• **Listed entries**
****************************************
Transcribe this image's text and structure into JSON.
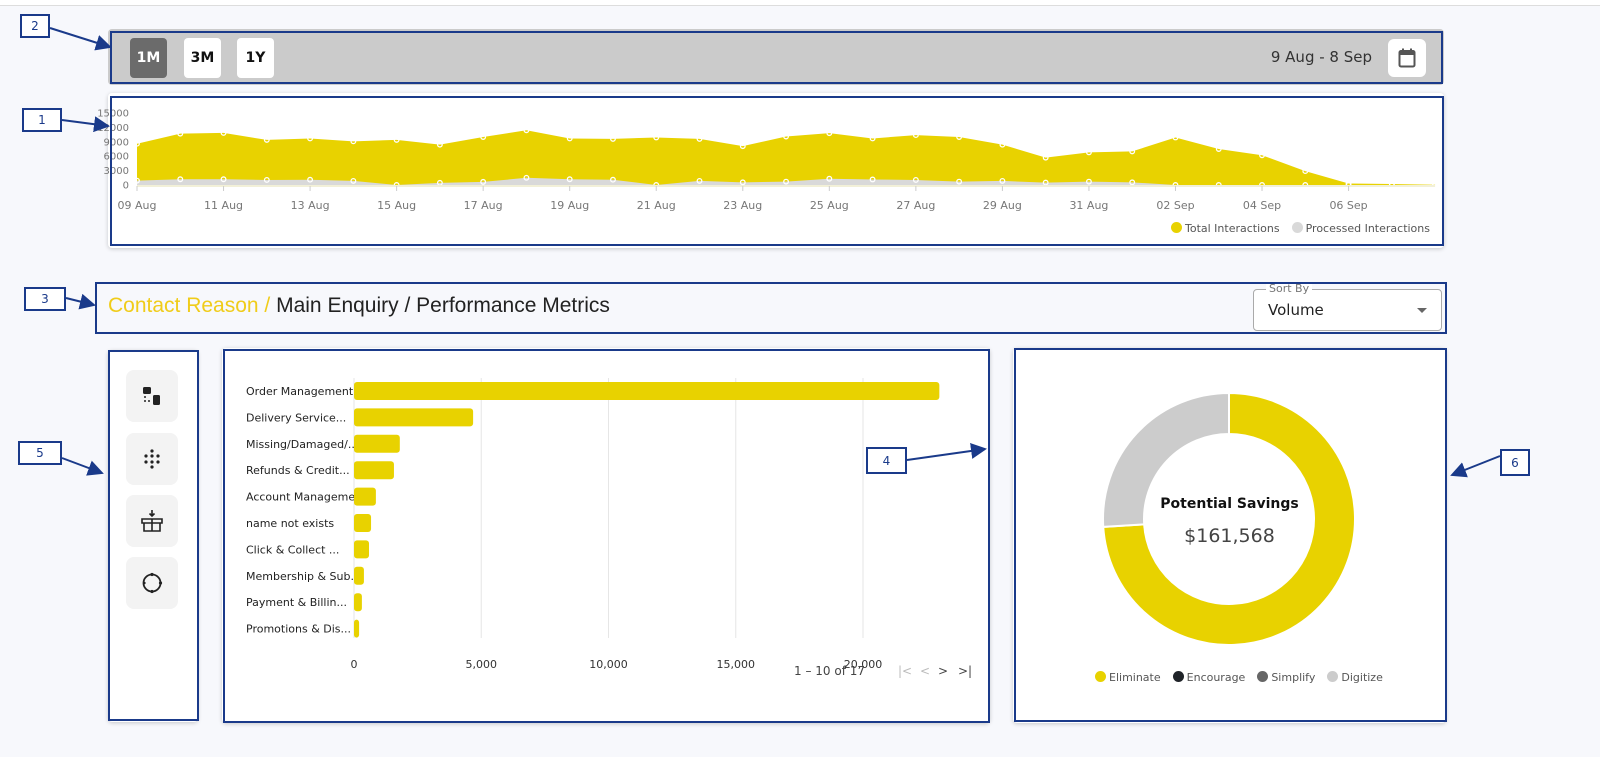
{
  "toolbar": {
    "ranges": [
      "1M",
      "3M",
      "1Y"
    ],
    "active_range": "1M",
    "date_range": "9 Aug - 8 Sep",
    "calendar_icon": "calendar-icon"
  },
  "chart_data": [
    {
      "type": "area",
      "x": [
        "09 Aug",
        "10 Aug",
        "11 Aug",
        "12 Aug",
        "13 Aug",
        "14 Aug",
        "15 Aug",
        "16 Aug",
        "17 Aug",
        "18 Aug",
        "19 Aug",
        "20 Aug",
        "21 Aug",
        "22 Aug",
        "23 Aug",
        "24 Aug",
        "25 Aug",
        "26 Aug",
        "27 Aug",
        "28 Aug",
        "29 Aug",
        "30 Aug",
        "31 Aug",
        "01 Sep",
        "02 Sep",
        "03 Sep",
        "04 Sep",
        "05 Sep",
        "06 Sep",
        "07 Sep",
        "08 Sep"
      ],
      "x_tick_labels": [
        "09 Aug",
        "11 Aug",
        "13 Aug",
        "15 Aug",
        "17 Aug",
        "19 Aug",
        "21 Aug",
        "23 Aug",
        "25 Aug",
        "27 Aug",
        "29 Aug",
        "31 Aug",
        "02 Sep",
        "04 Sep",
        "06 Sep"
      ],
      "y_tick_labels": [
        "0",
        "3000",
        "6000",
        "9000",
        "12000",
        "15000"
      ],
      "ylim": [
        0,
        15000
      ],
      "grid": false,
      "legend_position": "bottom-right",
      "series": [
        {
          "name": "Total Interactions",
          "color": "#e8d200",
          "values": [
            8600,
            10700,
            10850,
            9400,
            9700,
            9100,
            9400,
            8400,
            10000,
            11400,
            9700,
            9600,
            9900,
            9600,
            8100,
            10100,
            10800,
            9700,
            10400,
            10000,
            8400,
            5700,
            6800,
            7000,
            9900,
            7500,
            6200,
            2900,
            300,
            200,
            50
          ]
        },
        {
          "name": "Processed Interactions",
          "color": "#d9d9d9",
          "values": [
            900,
            1200,
            1200,
            1050,
            1100,
            850,
            0,
            450,
            650,
            1500,
            1200,
            1100,
            0,
            850,
            550,
            700,
            1300,
            1150,
            1050,
            700,
            850,
            500,
            700,
            550,
            0,
            0,
            0,
            0,
            0,
            0,
            0
          ]
        }
      ]
    },
    {
      "type": "bar",
      "orientation": "horizontal",
      "color": "#e8d200",
      "categories": [
        "Order Management",
        "Delivery Service...",
        "Missing/Damaged/...",
        "Refunds & Credit...",
        "Account Manageme...",
        "name not exists",
        "Click & Collect ...",
        "Membership & Sub...",
        "Payment & Billin...",
        "Promotions & Dis..."
      ],
      "values": [
        23000,
        4680,
        1800,
        1570,
        860,
        670,
        590,
        390,
        310,
        200
      ],
      "x_tick_labels": [
        "0",
        "5,000",
        "10,000",
        "15,000",
        "20,000"
      ],
      "xlim": [
        0,
        23500
      ],
      "grid": true
    },
    {
      "type": "pie",
      "donut": true,
      "center_title": "Potential Savings",
      "center_value": "$161,568",
      "legend_position": "bottom",
      "series": [
        {
          "name": "Eliminate",
          "value": 74,
          "color": "#e8d200"
        },
        {
          "name": "Encourage",
          "value": 0,
          "color": "#1f2328"
        },
        {
          "name": "Simplify",
          "value": 0,
          "color": "#666666"
        },
        {
          "name": "Digitize",
          "value": 26,
          "color": "#cccccc"
        }
      ]
    }
  ],
  "breadcrumb": {
    "part1": "Contact Reason / ",
    "part2": "Main Enquiry / Performance Metrics"
  },
  "sort": {
    "label": "Sort By",
    "value": "Volume"
  },
  "sidebar": {
    "icons": [
      "hierarchy-icon",
      "cluster-dots-icon",
      "box-download-icon",
      "cycle-icon"
    ]
  },
  "pager": {
    "text": "1 – 10 of 17",
    "first": "|<",
    "prev": "<",
    "next": ">",
    "last": ">|"
  },
  "annotations": [
    "1",
    "2",
    "3",
    "4",
    "5",
    "6"
  ]
}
****************************************
Repeat the material above in full and exactly, omitting the pictures.

• **Expected answer**
Transcribe this image's text and structure into JSON.
{
  "toolbar": {
    "ranges": [
      "1M",
      "3M",
      "1Y"
    ],
    "active_range": "1M",
    "date_range": "9 Aug - 8 Sep",
    "calendar_icon": "calendar-icon"
  },
  "chart_data": [
    {
      "type": "area",
      "x": [
        "09 Aug",
        "10 Aug",
        "11 Aug",
        "12 Aug",
        "13 Aug",
        "14 Aug",
        "15 Aug",
        "16 Aug",
        "17 Aug",
        "18 Aug",
        "19 Aug",
        "20 Aug",
        "21 Aug",
        "22 Aug",
        "23 Aug",
        "24 Aug",
        "25 Aug",
        "26 Aug",
        "27 Aug",
        "28 Aug",
        "29 Aug",
        "30 Aug",
        "31 Aug",
        "01 Sep",
        "02 Sep",
        "03 Sep",
        "04 Sep",
        "05 Sep",
        "06 Sep",
        "07 Sep",
        "08 Sep"
      ],
      "x_tick_labels": [
        "09 Aug",
        "11 Aug",
        "13 Aug",
        "15 Aug",
        "17 Aug",
        "19 Aug",
        "21 Aug",
        "23 Aug",
        "25 Aug",
        "27 Aug",
        "29 Aug",
        "31 Aug",
        "02 Sep",
        "04 Sep",
        "06 Sep"
      ],
      "y_tick_labels": [
        "0",
        "3000",
        "6000",
        "9000",
        "12000",
        "15000"
      ],
      "ylim": [
        0,
        15000
      ],
      "grid": false,
      "legend_position": "bottom-right",
      "series": [
        {
          "name": "Total Interactions",
          "color": "#e8d200",
          "values": [
            8600,
            10700,
            10850,
            9400,
            9700,
            9100,
            9400,
            8400,
            10000,
            11400,
            9700,
            9600,
            9900,
            9600,
            8100,
            10100,
            10800,
            9700,
            10400,
            10000,
            8400,
            5700,
            6800,
            7000,
            9900,
            7500,
            6200,
            2900,
            300,
            200,
            50
          ]
        },
        {
          "name": "Processed Interactions",
          "color": "#d9d9d9",
          "values": [
            900,
            1200,
            1200,
            1050,
            1100,
            850,
            0,
            450,
            650,
            1500,
            1200,
            1100,
            0,
            850,
            550,
            700,
            1300,
            1150,
            1050,
            700,
            850,
            500,
            700,
            550,
            0,
            0,
            0,
            0,
            0,
            0,
            0
          ]
        }
      ]
    },
    {
      "type": "bar",
      "orientation": "horizontal",
      "color": "#e8d200",
      "categories": [
        "Order Management",
        "Delivery Service...",
        "Missing/Damaged/...",
        "Refunds & Credit...",
        "Account Manageme...",
        "name not exists",
        "Click & Collect ...",
        "Membership & Sub...",
        "Payment & Billin...",
        "Promotions & Dis..."
      ],
      "values": [
        23000,
        4680,
        1800,
        1570,
        860,
        670,
        590,
        390,
        310,
        200
      ],
      "x_tick_labels": [
        "0",
        "5,000",
        "10,000",
        "15,000",
        "20,000"
      ],
      "xlim": [
        0,
        23500
      ],
      "grid": true
    },
    {
      "type": "pie",
      "donut": true,
      "center_title": "Potential Savings",
      "center_value": "$161,568",
      "legend_position": "bottom",
      "series": [
        {
          "name": "Eliminate",
          "value": 74,
          "color": "#e8d200"
        },
        {
          "name": "Encourage",
          "value": 0,
          "color": "#1f2328"
        },
        {
          "name": "Simplify",
          "value": 0,
          "color": "#666666"
        },
        {
          "name": "Digitize",
          "value": 26,
          "color": "#cccccc"
        }
      ]
    }
  ],
  "breadcrumb": {
    "part1": "Contact Reason / ",
    "part2": "Main Enquiry / Performance Metrics"
  },
  "sort": {
    "label": "Sort By",
    "value": "Volume"
  },
  "sidebar": {
    "icons": [
      "hierarchy-icon",
      "cluster-dots-icon",
      "box-download-icon",
      "cycle-icon"
    ]
  },
  "pager": {
    "text": "1 – 10 of 17",
    "first": "|<",
    "prev": "<",
    "next": ">",
    "last": ">|"
  },
  "annotations": [
    "1",
    "2",
    "3",
    "4",
    "5",
    "6"
  ]
}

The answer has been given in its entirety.